▶ _What the task asks_
Return the listing below verbatim. Pictures do not belong in the copy.

▶ _Given records_
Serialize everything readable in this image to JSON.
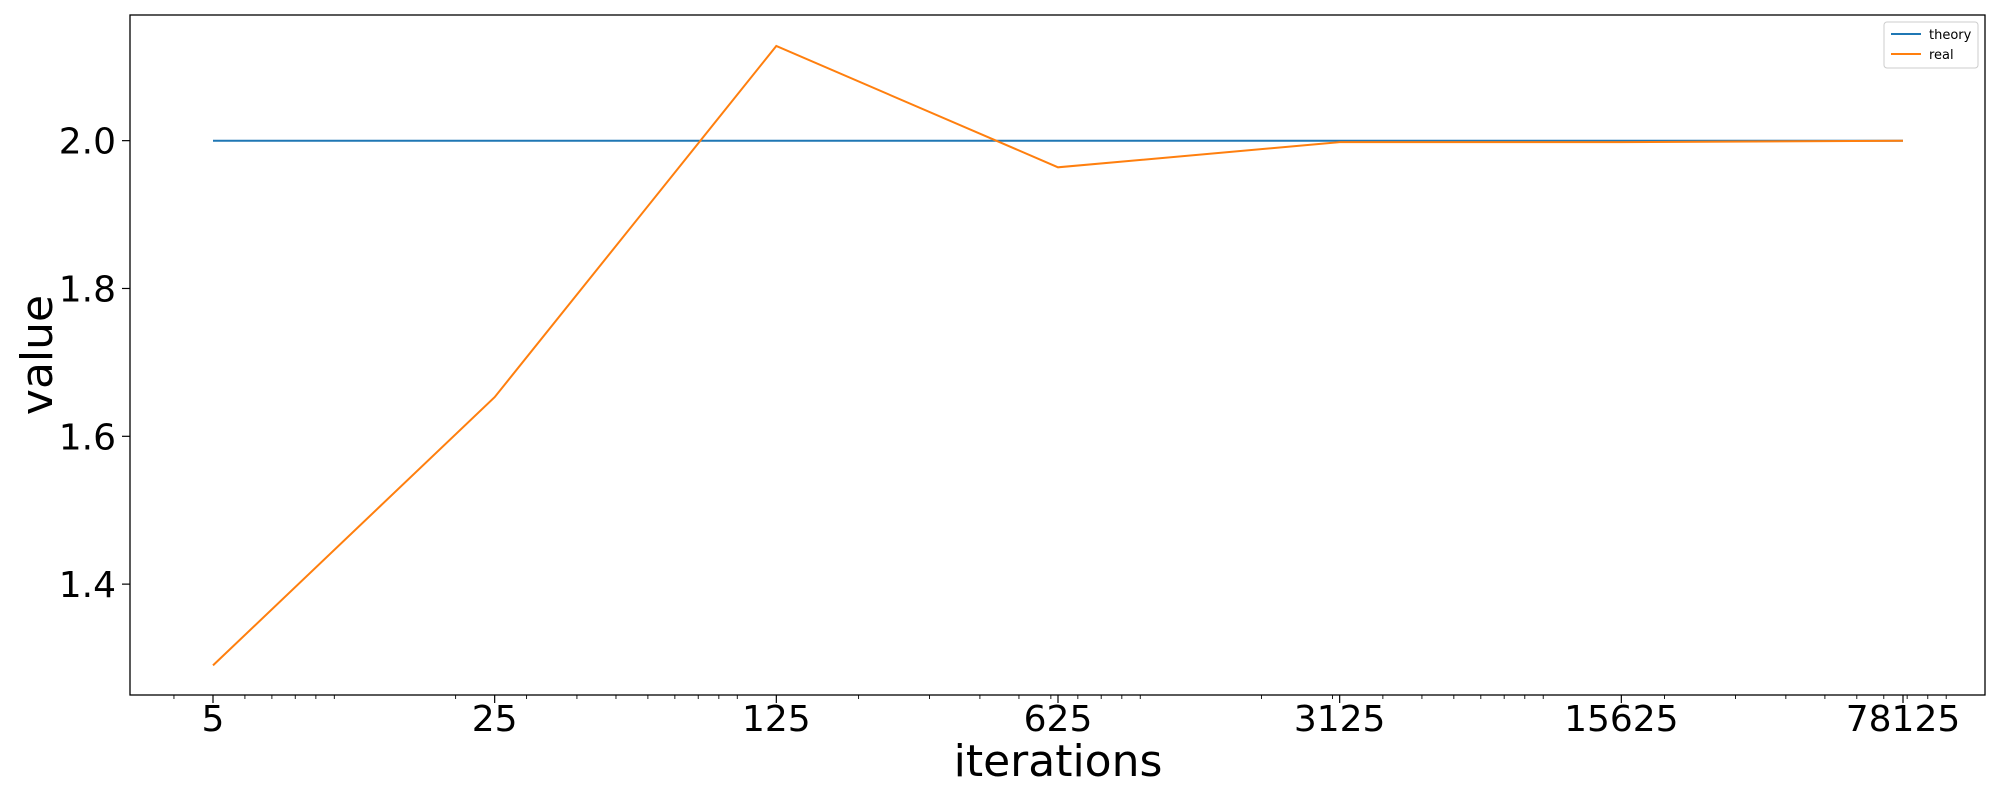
{
  "chart_data": {
    "type": "line",
    "title": "",
    "xlabel": "iterations",
    "ylabel": "value",
    "x_scale": "log",
    "x": [
      5,
      25,
      125,
      625,
      3125,
      15625,
      78125
    ],
    "x_tick_labels": [
      "5",
      "25",
      "125",
      "625",
      "3125",
      "15625",
      "78125"
    ],
    "y_ticks": [
      1.4,
      1.6,
      1.8,
      2.0
    ],
    "y_tick_labels": [
      "1.4",
      "1.6",
      "1.8",
      "2.0"
    ],
    "ylim": [
      1.25,
      2.17
    ],
    "grid": false,
    "legend_position": "top-right",
    "series": [
      {
        "name": "theory",
        "color": "#1f77b4",
        "values": [
          2.0,
          2.0,
          2.0,
          2.0,
          2.0,
          2.0,
          2.0
        ]
      },
      {
        "name": "real",
        "color": "#ff7f0e",
        "values": [
          1.29,
          1.653,
          2.128,
          1.964,
          1.998,
          1.998,
          2.0
        ]
      }
    ]
  }
}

▶ _Expected answer_
Serialize everything readable in this image to JSON.
{
  "chart_data": {
    "type": "line",
    "title": "",
    "xlabel": "iterations",
    "ylabel": "value",
    "x_scale": "log",
    "x": [
      5,
      25,
      125,
      625,
      3125,
      15625,
      78125
    ],
    "x_tick_labels": [
      "5",
      "25",
      "125",
      "625",
      "3125",
      "15625",
      "78125"
    ],
    "y_ticks": [
      1.4,
      1.6,
      1.8,
      2.0
    ],
    "y_tick_labels": [
      "1.4",
      "1.6",
      "1.8",
      "2.0"
    ],
    "ylim": [
      1.25,
      2.17
    ],
    "grid": false,
    "legend_position": "top-right",
    "series": [
      {
        "name": "theory",
        "color": "#1f77b4",
        "values": [
          2.0,
          2.0,
          2.0,
          2.0,
          2.0,
          2.0,
          2.0
        ]
      },
      {
        "name": "real",
        "color": "#ff7f0e",
        "values": [
          1.29,
          1.653,
          2.128,
          1.964,
          1.998,
          1.998,
          2.0
        ]
      }
    ]
  }
}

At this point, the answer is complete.